Zitierter Auszug:
Diese Kämpfe sind eine wichtige Hilfe gegen den Einflussgewinn der Alternative für Deutschland. Arbeitskämpfe bilden ein kollektives Bewusstsein und sie zeigen der Arbeiterklasse, dass sie als Klasse handeln, kämpfen und gewinnen kann. Wie auch im Westen, aber doch ausgeprägter,bildet diese Art des Bewusstseins in Ostdeutschland die Ausnahme, vielerorts herrscht Stellvertreterbewusstsein vor. Die Hoffnung darauf, die unhaltbaren Zustände möge irgendeine Autorität klären, Wut und Stellvertreterbewusstsein bilden das Fundament für die Erfolge von Gruppierungen wie der „Alternative für Deutschland“ (AfD).

Arbeitsaufträge:
1. Zähle alles auf, was laut dem Auszug über Arbeitskämpfe „das Fundament für die Erfolge“ von Gruppierungen wie der AfD bildet.
2. Führe den Auszug über Arbeitskämpfe nach seinem letzten Satz fort.

Erfasste Daten:
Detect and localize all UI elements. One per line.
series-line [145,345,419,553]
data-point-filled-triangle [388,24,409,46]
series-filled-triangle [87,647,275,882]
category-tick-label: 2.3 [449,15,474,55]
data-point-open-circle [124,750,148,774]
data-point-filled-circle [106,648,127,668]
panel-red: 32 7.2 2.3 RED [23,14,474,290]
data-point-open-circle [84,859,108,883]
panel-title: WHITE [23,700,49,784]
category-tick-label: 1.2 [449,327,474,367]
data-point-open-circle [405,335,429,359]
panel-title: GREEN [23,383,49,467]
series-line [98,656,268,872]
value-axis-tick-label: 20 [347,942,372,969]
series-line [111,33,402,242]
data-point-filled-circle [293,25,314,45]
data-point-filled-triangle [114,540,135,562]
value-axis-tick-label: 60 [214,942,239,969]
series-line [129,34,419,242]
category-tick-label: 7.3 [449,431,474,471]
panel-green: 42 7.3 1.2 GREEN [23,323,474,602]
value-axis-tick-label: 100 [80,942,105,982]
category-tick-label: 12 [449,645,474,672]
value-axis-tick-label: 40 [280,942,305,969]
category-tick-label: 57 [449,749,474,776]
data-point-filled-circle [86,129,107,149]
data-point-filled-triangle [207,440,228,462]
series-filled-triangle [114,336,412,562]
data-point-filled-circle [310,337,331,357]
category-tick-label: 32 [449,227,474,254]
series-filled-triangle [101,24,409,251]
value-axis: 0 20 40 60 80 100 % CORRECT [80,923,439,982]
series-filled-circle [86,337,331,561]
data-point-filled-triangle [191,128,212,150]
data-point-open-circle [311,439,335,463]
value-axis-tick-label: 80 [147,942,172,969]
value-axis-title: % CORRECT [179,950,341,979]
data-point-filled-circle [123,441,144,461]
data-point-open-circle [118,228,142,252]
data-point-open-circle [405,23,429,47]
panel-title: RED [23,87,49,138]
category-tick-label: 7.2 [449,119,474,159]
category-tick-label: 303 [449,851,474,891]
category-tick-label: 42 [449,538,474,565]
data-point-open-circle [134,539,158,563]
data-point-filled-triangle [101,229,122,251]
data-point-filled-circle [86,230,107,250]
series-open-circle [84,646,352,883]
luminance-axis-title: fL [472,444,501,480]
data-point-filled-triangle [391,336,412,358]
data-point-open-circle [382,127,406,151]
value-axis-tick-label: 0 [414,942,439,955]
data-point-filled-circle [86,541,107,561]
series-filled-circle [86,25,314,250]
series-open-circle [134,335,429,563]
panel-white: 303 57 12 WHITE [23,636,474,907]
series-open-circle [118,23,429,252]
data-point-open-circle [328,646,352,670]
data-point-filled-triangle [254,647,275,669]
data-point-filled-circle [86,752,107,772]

Lösungen:
1.
- Die Hoffnung darauf, irgendeine Autorität möge die unhaltbaren Zustände klären
- Wut
- Stellvertreterbewusstsein

2.
Sie ist im Moment eine Projektionsfläche für viele enttäuschte Hoffnungen. Widersprüche sind da vorprogrammiert. Gewählt wurde sie oftmals von denen, die objektiv gesehen wohl das geringste Interesse an einer starken AfD haben dürften: Arbeitslosen, Hartz-IV-EmpfängerInnen, Niedriglohnbeschäftigten. In ihrer Wahlwerbung dominierten denn auch Menschen, die sich über ihr geringes Einkommen beschwerten, während AfD-Chef Lucke Lohnverzicht und Senkung von Sozialleistungen forderte. Das marktradikale Programm der AfD; das Wettern des Parteisprechers Konrad Adam, der mal Unterstützungsempfängern und mal psychisch Erkrankten das Wahlrecht entziehen will; ihre Ablehnung des Mindestlohns; ihr ewiges Geschwätz von klein- und mittelständischen Unternehmen und ihr Nationalismus helfen eben nicht den sogenannten „Verlierern der Einheit“.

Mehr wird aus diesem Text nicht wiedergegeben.